— Start of Information supplied —

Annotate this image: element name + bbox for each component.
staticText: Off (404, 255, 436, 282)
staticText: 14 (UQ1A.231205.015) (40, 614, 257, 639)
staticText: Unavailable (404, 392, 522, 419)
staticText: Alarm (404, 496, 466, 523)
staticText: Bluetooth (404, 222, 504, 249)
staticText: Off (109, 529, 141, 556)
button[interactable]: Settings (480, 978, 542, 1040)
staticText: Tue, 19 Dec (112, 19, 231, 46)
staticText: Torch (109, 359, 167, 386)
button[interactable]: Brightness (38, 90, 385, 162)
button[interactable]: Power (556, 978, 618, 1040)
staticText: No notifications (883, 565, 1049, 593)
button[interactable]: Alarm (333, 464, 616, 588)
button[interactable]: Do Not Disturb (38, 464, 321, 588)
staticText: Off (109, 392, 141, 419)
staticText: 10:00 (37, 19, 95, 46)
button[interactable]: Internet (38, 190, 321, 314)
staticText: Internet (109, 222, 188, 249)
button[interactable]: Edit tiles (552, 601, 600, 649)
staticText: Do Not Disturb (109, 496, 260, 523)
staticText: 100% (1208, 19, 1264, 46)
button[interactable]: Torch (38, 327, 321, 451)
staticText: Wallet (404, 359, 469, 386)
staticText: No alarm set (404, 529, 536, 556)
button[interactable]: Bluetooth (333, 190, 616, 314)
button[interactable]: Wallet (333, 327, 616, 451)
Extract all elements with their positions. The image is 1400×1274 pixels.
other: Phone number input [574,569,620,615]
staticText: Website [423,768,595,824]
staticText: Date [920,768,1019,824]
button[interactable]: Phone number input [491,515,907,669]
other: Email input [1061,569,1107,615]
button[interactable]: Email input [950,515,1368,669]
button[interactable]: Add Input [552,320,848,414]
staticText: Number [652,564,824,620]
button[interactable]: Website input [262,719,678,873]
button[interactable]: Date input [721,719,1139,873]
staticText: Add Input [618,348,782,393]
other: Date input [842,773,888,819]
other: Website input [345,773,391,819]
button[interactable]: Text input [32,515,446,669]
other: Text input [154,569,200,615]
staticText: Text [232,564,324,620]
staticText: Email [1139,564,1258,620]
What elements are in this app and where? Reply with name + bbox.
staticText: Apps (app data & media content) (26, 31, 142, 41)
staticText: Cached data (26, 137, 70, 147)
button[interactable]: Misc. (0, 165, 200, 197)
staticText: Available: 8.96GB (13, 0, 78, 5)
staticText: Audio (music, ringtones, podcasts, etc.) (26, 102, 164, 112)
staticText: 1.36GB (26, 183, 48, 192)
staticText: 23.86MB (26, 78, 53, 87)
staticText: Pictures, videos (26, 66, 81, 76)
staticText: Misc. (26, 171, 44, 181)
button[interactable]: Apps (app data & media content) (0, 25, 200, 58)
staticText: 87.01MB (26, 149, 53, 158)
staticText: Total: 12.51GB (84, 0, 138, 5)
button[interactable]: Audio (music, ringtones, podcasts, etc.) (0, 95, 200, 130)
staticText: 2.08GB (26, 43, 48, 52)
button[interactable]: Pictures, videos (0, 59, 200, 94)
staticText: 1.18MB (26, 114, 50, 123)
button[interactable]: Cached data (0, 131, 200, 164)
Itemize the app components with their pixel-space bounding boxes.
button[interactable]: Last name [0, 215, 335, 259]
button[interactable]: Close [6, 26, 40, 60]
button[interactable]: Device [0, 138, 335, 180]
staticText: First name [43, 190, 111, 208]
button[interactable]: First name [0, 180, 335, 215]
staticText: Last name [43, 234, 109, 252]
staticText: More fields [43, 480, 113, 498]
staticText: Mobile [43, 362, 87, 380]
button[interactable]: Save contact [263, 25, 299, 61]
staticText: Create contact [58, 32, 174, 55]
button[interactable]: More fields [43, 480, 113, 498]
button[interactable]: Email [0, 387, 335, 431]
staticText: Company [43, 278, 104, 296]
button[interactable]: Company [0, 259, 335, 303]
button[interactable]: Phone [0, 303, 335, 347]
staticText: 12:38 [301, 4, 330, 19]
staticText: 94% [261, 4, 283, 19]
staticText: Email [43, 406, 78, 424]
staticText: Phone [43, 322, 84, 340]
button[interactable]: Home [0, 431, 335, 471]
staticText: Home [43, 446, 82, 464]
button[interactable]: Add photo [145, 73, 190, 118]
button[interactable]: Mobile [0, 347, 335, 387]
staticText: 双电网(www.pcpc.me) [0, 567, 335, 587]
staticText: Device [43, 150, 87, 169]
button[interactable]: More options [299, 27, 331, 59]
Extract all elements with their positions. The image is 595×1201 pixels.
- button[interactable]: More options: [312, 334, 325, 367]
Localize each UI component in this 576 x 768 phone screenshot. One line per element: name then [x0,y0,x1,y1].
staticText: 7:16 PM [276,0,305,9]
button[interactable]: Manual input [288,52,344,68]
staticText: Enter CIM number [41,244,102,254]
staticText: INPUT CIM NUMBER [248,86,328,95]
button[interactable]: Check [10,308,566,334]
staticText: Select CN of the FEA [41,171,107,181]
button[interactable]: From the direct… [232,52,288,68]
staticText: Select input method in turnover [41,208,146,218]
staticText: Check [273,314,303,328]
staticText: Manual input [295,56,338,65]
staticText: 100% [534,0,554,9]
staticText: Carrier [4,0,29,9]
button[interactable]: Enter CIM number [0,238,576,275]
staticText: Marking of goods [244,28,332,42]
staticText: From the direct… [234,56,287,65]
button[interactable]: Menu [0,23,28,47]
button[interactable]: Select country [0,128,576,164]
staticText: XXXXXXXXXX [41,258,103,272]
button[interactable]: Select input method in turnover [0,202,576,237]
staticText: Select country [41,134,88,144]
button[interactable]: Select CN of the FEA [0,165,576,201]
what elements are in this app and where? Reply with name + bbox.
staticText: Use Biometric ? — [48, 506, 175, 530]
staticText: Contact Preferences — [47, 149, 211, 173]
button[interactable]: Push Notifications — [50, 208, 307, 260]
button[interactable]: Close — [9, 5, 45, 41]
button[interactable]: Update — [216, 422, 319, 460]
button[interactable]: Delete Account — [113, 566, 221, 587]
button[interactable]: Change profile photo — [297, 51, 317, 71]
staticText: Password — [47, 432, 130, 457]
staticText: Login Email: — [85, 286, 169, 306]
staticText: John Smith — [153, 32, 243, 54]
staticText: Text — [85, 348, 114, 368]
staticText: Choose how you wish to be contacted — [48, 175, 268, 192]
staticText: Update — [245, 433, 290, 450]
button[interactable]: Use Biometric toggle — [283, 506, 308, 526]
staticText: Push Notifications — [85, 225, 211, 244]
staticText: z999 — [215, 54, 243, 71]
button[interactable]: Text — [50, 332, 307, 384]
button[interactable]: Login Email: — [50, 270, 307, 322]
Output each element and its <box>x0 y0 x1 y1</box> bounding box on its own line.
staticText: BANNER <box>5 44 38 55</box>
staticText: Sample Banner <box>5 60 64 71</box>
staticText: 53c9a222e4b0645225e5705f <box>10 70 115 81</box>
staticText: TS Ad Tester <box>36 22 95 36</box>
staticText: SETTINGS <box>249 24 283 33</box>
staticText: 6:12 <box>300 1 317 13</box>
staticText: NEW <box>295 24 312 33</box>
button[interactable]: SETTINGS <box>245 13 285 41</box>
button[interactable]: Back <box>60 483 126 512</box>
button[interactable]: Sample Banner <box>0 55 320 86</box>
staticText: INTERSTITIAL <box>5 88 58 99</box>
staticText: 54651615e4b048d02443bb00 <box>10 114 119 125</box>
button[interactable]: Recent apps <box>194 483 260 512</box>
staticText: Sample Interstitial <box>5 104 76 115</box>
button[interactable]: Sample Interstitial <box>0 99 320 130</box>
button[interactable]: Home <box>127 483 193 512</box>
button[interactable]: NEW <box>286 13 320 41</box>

— End of Information supplied —

**Directions for this task**
Write out every line above verbatim, in the same order, with nothing added or left out.

**Written reply**
Annotate this image: element name + bbox for each component.
staticText: Off (404, 255, 436, 282)
staticText: 14 (UQ1A.231205.015) (40, 614, 257, 639)
staticText: Unavailable (404, 392, 522, 419)
staticText: Alarm (404, 496, 466, 523)
staticText: Bluetooth (404, 222, 504, 249)
staticText: Off (109, 529, 141, 556)
button[interactable]: Settings (480, 978, 542, 1040)
staticText: Tue, 19 Dec (112, 19, 231, 46)
staticText: Torch (109, 359, 167, 386)
button[interactable]: Brightness (38, 90, 385, 162)
button[interactable]: Power (556, 978, 618, 1040)
staticText: No notifications (883, 565, 1049, 593)
button[interactable]: Alarm (333, 464, 616, 588)
button[interactable]: Do Not Disturb (38, 464, 321, 588)
staticText: Off (109, 392, 141, 419)
staticText: 10:00 (37, 19, 95, 46)
button[interactable]: Internet (38, 190, 321, 314)
staticText: Internet (109, 222, 188, 249)
button[interactable]: Edit tiles (552, 601, 600, 649)
staticText: Do Not Disturb (109, 496, 260, 523)
staticText: 100% (1208, 19, 1264, 46)
button[interactable]: Torch (38, 327, 321, 451)
staticText: Wallet (404, 359, 469, 386)
staticText: No alarm set (404, 529, 536, 556)
button[interactable]: Bluetooth (333, 190, 616, 314)
button[interactable]: Wallet (333, 327, 616, 451)
Extract all elements with their positions. The image is 1400×1274 pixels.
other: Phone number input [574,569,620,615]
staticText: Website [423,768,595,824]
staticText: Date [920,768,1019,824]
button[interactable]: Phone number input [491,515,907,669]
other: Email input [1061,569,1107,615]
button[interactable]: Email input [950,515,1368,669]
button[interactable]: Add Input [552,320,848,414]
staticText: Number [652,564,824,620]
button[interactable]: Website input [262,719,678,873]
button[interactable]: Date input [721,719,1139,873]
staticText: Add Input [618,348,782,393]
other: Date input [842,773,888,819]
other: Website input [345,773,391,819]
button[interactable]: Text input [32,515,446,669]
other: Text input [154,569,200,615]
staticText: Text [232,564,324,620]
staticText: Email [1139,564,1258,620]
What elements are in this app and where? Reply with name + bbox.
staticText: Apps (app data & media content) (26, 31, 142, 41)
staticText: Cached data (26, 137, 70, 147)
button[interactable]: Misc. (0, 165, 200, 197)
staticText: Available: 8.96GB (13, 0, 78, 5)
staticText: Audio (music, ringtones, podcasts, etc.) (26, 102, 164, 112)
staticText: 1.36GB (26, 183, 48, 192)
staticText: 23.86MB (26, 78, 53, 87)
staticText: Pictures, videos (26, 66, 81, 76)
staticText: Misc. (26, 171, 44, 181)
button[interactable]: Apps (app data & media content) (0, 25, 200, 58)
staticText: 87.01MB (26, 149, 53, 158)
staticText: Total: 12.51GB (84, 0, 138, 5)
button[interactable]: Audio (music, ringtones, podcasts, etc.) (0, 95, 200, 130)
staticText: 2.08GB (26, 43, 48, 52)
button[interactable]: Pictures, videos (0, 59, 200, 94)
staticText: 1.18MB (26, 114, 50, 123)
button[interactable]: Cached data (0, 131, 200, 164)
Itemize the app components with their pixel-space bounding boxes.
button[interactable]: Last name [0, 215, 335, 259]
button[interactable]: Close [6, 26, 40, 60]
button[interactable]: Device [0, 138, 335, 180]
staticText: First name [43, 190, 111, 208]
button[interactable]: First name [0, 180, 335, 215]
staticText: Last name [43, 234, 109, 252]
staticText: More fields [43, 480, 113, 498]
staticText: Mobile [43, 362, 87, 380]
button[interactable]: Save contact [263, 25, 299, 61]
staticText: Create contact [58, 32, 174, 55]
button[interactable]: More fields [43, 480, 113, 498]
button[interactable]: Email [0, 387, 335, 431]
staticText: Company [43, 278, 104, 296]
button[interactable]: Company [0, 259, 335, 303]
button[interactable]: Phone [0, 303, 335, 347]
staticText: 12:38 [301, 4, 330, 19]
staticText: 94% [261, 4, 283, 19]
staticText: Email [43, 406, 78, 424]
staticText: Phone [43, 322, 84, 340]
button[interactable]: Home [0, 431, 335, 471]
staticText: Home [43, 446, 82, 464]
button[interactable]: Add photo [145, 73, 190, 118]
button[interactable]: Mobile [0, 347, 335, 387]
staticText: 双电网(www.pcpc.me) [0, 567, 335, 587]
staticText: Device [43, 150, 87, 169]
button[interactable]: More options [299, 27, 331, 59]
Extract all elements with their positions. The image is 595×1201 pixels.
- button[interactable]: More options: [312, 334, 325, 367]
Localize each UI component in this 576 x 768 phone screenshot. One line per element: name then [x0,y0,x1,y1].
staticText: 7:16 PM [276,0,305,9]
button[interactable]: Manual input [288,52,344,68]
staticText: Enter CIM number [41,244,102,254]
staticText: INPUT CIM NUMBER [248,86,328,95]
button[interactable]: Check [10,308,566,334]
staticText: Select CN of the FEA [41,171,107,181]
button[interactable]: From the direct… [232,52,288,68]
staticText: Select input method in turnover [41,208,146,218]
staticText: Check [273,314,303,328]
staticText: Manual input [295,56,338,65]
staticText: 100% [534,0,554,9]
staticText: Carrier [4,0,29,9]
button[interactable]: Enter CIM number [0,238,576,275]
staticText: Marking of goods [244,28,332,42]
staticText: From the direct… [234,56,287,65]
button[interactable]: Menu [0,23,28,47]
button[interactable]: Select country [0,128,576,164]
staticText: XXXXXXXXXX [41,258,103,272]
button[interactable]: Select input method in turnover [0,202,576,237]
staticText: Select country [41,134,88,144]
button[interactable]: Select CN of the FEA [0,165,576,201]
what elements are in this app and where? Reply with name + bbox.
staticText: Use Biometric ? — [48, 506, 175, 530]
staticText: Contact Preferences — [47, 149, 211, 173]
button[interactable]: Push Notifications — [50, 208, 307, 260]
button[interactable]: Close — [9, 5, 45, 41]
button[interactable]: Update — [216, 422, 319, 460]
button[interactable]: Delete Account — [113, 566, 221, 587]
button[interactable]: Change profile photo — [297, 51, 317, 71]
staticText: Password — [47, 432, 130, 457]
staticText: Login Email: — [85, 286, 169, 306]
staticText: John Smith — [153, 32, 243, 54]
staticText: Text — [85, 348, 114, 368]
staticText: Choose how you wish to be contacted — [48, 175, 268, 192]
staticText: Update — [245, 433, 290, 450]
button[interactable]: Use Biometric toggle — [283, 506, 308, 526]
staticText: Push Notifications — [85, 225, 211, 244]
staticText: z999 — [215, 54, 243, 71]
button[interactable]: Text — [50, 332, 307, 384]
button[interactable]: Login Email: — [50, 270, 307, 322]
Output each element and its <box>x0 y0 x1 y1</box> bounding box on its own line.
staticText: BANNER <box>5 44 38 55</box>
staticText: Sample Banner <box>5 60 64 71</box>
staticText: 53c9a222e4b0645225e5705f <box>10 70 115 81</box>
staticText: TS Ad Tester <box>36 22 95 36</box>
staticText: SETTINGS <box>249 24 283 33</box>
staticText: 6:12 <box>300 1 317 13</box>
staticText: NEW <box>295 24 312 33</box>
button[interactable]: SETTINGS <box>245 13 285 41</box>
button[interactable]: Back <box>60 483 126 512</box>
button[interactable]: Sample Banner <box>0 55 320 86</box>
staticText: INTERSTITIAL <box>5 88 58 99</box>
staticText: 54651615e4b048d02443bb00 <box>10 114 119 125</box>
button[interactable]: Recent apps <box>194 483 260 512</box>
staticText: Sample Interstitial <box>5 104 76 115</box>
button[interactable]: Sample Interstitial <box>0 99 320 130</box>
button[interactable]: Home <box>127 483 193 512</box>
button[interactable]: NEW <box>286 13 320 41</box>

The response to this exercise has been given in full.